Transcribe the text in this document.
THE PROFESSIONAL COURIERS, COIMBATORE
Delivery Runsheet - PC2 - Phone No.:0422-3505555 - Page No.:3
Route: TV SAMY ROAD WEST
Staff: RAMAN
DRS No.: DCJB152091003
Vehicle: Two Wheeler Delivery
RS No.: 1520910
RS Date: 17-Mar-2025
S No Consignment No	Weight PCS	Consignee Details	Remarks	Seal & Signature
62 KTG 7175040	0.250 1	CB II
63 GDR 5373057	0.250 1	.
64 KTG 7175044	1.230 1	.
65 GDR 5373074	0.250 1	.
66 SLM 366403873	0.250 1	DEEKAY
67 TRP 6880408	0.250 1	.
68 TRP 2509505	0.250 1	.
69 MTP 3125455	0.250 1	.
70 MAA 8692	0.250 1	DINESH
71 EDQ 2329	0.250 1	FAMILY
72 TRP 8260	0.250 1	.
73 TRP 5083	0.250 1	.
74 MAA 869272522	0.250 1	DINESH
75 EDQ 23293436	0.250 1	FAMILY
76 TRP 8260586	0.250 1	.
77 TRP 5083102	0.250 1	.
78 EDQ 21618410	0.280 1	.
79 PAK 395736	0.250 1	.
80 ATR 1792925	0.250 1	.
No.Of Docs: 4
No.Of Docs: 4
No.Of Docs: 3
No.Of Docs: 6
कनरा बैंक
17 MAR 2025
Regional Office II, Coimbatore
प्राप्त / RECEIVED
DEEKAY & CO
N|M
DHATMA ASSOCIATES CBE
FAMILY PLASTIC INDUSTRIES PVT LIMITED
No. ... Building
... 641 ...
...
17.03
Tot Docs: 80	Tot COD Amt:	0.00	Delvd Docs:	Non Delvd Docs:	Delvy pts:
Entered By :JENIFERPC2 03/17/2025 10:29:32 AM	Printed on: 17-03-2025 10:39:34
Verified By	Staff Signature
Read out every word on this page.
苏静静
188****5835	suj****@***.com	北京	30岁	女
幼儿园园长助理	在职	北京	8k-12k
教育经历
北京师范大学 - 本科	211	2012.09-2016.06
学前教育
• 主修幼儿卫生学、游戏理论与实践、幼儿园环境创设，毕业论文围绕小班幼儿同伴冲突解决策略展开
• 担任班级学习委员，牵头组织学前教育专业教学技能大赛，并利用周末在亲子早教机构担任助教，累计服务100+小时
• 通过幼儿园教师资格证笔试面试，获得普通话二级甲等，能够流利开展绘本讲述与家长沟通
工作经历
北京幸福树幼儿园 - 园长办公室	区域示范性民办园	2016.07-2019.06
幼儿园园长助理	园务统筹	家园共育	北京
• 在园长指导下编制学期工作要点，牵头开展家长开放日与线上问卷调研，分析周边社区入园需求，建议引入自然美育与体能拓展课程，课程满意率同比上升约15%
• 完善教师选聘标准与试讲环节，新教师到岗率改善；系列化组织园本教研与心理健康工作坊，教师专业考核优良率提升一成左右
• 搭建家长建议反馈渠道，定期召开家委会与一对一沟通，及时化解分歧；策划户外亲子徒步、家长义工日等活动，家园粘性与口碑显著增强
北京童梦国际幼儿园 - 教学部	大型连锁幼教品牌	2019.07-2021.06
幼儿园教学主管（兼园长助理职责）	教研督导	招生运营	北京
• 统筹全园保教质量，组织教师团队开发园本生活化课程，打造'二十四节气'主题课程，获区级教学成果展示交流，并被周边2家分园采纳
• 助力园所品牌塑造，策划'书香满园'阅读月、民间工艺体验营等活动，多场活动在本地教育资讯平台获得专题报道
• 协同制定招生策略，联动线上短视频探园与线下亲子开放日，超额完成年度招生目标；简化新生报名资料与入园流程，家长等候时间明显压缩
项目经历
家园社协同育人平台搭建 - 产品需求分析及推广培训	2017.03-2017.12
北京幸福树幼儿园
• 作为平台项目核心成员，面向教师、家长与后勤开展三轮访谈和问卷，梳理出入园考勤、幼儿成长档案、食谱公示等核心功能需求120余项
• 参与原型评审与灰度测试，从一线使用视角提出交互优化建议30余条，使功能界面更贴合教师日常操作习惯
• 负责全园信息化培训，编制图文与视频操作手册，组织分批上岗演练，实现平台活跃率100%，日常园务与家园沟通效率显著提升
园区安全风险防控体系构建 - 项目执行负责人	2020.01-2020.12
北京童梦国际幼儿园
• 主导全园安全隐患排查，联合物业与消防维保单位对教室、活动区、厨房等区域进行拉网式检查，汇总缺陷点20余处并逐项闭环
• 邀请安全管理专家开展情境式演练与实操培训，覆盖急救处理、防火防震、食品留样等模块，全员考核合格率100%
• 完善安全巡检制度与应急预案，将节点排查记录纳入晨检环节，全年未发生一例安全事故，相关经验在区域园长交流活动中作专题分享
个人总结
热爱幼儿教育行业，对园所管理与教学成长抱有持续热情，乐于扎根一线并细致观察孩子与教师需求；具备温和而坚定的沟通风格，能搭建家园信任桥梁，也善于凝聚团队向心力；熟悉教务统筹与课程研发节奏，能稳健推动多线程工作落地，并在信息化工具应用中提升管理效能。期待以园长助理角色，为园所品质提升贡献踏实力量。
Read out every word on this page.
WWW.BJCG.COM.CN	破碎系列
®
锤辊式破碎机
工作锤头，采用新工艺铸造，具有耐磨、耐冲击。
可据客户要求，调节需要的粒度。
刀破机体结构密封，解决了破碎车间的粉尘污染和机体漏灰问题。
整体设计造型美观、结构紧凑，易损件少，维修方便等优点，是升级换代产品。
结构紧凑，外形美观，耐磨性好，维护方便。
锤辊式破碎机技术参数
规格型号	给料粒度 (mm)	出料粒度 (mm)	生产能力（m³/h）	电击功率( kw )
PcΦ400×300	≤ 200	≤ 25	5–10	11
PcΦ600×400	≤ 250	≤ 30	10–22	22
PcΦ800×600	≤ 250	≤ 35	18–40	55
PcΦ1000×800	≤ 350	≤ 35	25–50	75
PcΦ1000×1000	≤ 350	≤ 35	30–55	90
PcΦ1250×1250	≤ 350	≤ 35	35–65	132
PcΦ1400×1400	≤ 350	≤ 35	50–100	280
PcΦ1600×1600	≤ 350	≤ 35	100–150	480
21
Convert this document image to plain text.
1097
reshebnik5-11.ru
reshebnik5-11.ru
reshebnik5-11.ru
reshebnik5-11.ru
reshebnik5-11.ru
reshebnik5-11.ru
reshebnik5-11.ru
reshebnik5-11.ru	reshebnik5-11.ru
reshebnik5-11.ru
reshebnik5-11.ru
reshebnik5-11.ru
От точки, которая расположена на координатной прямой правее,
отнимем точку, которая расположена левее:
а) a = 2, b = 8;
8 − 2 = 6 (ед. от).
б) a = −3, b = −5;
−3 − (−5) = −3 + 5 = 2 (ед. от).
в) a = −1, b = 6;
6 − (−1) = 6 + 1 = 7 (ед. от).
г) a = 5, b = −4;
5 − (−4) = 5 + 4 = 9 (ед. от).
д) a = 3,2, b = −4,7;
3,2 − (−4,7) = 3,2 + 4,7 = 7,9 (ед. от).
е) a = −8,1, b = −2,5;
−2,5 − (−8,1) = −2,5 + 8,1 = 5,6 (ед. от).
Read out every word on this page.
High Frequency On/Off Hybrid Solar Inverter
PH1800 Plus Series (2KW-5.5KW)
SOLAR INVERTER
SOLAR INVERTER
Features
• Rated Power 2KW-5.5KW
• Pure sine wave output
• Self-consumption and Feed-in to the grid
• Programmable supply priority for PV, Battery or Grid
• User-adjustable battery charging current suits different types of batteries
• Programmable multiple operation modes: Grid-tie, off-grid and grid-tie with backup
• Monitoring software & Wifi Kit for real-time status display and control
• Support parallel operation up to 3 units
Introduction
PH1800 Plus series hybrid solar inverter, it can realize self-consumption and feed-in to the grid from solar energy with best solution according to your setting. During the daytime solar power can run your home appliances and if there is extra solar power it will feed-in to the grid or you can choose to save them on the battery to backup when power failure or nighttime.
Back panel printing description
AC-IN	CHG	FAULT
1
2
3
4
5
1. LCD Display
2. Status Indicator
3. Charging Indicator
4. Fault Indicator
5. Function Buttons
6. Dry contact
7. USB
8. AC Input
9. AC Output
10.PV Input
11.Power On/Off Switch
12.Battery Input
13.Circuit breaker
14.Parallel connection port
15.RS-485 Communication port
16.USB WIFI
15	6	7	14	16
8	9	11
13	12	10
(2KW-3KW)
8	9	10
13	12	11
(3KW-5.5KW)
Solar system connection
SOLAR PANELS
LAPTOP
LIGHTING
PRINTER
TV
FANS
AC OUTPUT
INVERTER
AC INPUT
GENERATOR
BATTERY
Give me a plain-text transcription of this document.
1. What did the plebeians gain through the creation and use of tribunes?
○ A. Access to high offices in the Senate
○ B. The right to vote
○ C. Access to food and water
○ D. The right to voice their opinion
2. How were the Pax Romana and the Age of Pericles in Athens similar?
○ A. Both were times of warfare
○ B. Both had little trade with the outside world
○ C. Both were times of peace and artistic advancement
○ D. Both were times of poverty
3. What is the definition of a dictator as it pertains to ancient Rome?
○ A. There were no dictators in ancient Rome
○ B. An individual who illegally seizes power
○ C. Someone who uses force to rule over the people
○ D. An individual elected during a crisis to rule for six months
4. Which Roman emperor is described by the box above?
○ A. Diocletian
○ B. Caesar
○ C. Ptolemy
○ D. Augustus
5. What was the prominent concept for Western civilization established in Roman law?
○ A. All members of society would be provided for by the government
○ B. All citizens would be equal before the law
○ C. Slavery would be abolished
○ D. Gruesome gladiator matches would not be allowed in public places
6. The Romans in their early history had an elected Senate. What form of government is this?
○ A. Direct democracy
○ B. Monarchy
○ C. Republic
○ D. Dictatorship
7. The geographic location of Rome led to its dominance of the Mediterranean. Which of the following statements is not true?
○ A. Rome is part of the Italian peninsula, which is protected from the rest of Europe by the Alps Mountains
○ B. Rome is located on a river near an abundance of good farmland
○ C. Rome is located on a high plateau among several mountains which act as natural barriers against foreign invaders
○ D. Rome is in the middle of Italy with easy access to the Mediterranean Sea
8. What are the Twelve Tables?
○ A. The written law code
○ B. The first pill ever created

----------------------------------------

» Requirement:
Lines in the records that hold the word "Programmable" are to be counted; give only the total.

» Exercise solution:
2